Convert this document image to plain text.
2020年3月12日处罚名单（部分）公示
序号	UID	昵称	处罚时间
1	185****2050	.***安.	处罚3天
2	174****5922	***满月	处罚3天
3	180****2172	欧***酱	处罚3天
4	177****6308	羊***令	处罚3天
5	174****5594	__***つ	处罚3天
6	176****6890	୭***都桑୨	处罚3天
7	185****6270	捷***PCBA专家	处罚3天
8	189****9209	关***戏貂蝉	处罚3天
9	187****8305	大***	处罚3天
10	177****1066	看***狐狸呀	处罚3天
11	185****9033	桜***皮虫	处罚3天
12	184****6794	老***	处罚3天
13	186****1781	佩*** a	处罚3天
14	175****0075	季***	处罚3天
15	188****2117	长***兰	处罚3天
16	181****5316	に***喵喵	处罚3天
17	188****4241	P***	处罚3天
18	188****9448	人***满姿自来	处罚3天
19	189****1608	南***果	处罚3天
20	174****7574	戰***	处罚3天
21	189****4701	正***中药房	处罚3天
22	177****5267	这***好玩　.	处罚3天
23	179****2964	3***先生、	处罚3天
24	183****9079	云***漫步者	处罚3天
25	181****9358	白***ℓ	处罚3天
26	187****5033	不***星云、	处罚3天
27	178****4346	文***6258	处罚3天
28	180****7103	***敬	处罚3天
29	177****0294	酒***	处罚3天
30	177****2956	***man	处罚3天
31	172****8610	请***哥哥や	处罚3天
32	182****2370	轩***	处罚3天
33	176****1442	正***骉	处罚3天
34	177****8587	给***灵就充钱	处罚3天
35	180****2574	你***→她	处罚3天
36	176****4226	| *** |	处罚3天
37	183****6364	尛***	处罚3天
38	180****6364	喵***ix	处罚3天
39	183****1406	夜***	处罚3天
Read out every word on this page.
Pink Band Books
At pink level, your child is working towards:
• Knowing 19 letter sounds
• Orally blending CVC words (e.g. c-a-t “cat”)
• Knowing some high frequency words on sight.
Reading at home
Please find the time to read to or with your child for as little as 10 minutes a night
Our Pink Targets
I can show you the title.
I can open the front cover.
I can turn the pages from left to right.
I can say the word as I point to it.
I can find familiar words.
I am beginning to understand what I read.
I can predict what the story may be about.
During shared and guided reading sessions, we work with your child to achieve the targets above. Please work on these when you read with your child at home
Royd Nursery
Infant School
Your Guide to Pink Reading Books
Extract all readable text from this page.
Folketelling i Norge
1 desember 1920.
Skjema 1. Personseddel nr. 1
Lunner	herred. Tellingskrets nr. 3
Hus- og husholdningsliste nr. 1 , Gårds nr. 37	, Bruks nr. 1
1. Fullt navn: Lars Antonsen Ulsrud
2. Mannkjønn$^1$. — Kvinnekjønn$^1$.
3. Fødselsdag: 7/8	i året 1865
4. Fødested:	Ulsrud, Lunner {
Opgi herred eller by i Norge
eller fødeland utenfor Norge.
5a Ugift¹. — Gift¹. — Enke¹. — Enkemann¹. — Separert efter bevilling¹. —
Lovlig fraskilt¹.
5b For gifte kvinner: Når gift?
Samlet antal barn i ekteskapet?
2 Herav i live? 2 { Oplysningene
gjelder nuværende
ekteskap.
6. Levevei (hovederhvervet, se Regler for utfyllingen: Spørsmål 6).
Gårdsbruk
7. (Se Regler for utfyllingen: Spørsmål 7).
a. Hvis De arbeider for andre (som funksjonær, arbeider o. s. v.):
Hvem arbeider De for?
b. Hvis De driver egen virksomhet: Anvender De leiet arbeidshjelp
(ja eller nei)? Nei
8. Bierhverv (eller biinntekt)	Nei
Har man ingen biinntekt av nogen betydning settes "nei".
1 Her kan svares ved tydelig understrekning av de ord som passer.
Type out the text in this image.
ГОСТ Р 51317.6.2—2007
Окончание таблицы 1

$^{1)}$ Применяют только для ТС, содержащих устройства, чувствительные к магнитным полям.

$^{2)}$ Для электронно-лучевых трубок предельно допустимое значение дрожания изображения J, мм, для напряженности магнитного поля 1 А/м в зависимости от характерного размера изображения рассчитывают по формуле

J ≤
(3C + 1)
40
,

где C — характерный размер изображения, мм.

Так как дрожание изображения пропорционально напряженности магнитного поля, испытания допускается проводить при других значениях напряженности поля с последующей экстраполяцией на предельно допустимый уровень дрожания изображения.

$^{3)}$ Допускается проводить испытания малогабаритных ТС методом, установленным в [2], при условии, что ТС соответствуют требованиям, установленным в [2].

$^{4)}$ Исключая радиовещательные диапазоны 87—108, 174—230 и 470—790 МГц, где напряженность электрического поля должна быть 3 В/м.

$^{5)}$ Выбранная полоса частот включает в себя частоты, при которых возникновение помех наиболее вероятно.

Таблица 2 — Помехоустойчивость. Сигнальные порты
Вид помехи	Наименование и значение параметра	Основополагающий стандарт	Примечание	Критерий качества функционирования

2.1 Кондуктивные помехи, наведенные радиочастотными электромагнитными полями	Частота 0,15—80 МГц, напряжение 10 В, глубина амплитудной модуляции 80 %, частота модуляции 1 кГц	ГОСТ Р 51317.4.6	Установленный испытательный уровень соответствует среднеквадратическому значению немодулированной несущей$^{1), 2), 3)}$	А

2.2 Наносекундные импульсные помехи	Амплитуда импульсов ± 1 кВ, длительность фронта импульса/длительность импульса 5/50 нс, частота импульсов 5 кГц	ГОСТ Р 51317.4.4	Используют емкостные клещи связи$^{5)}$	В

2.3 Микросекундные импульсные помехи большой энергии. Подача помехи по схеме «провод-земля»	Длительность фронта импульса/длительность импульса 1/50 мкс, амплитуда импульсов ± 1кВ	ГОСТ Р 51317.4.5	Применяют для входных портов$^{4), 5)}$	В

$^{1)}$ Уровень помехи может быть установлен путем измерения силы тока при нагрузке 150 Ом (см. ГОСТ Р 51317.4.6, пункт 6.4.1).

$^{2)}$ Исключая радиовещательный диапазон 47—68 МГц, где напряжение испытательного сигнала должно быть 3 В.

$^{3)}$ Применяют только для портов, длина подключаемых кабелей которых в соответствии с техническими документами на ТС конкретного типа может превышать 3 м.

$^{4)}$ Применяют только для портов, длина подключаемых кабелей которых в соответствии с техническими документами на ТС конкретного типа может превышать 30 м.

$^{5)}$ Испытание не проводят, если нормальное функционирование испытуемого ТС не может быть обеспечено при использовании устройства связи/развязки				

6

■ ■ ■ ■ ■ ■ ■

● **YOUR INSTRUCTIONS**
Where a line above contains the word "find", copy that line.

● **COMPLETED EXERCISE**
Please find the time to read to or with your child for as little as 10 minutes a night
I can find familiar words.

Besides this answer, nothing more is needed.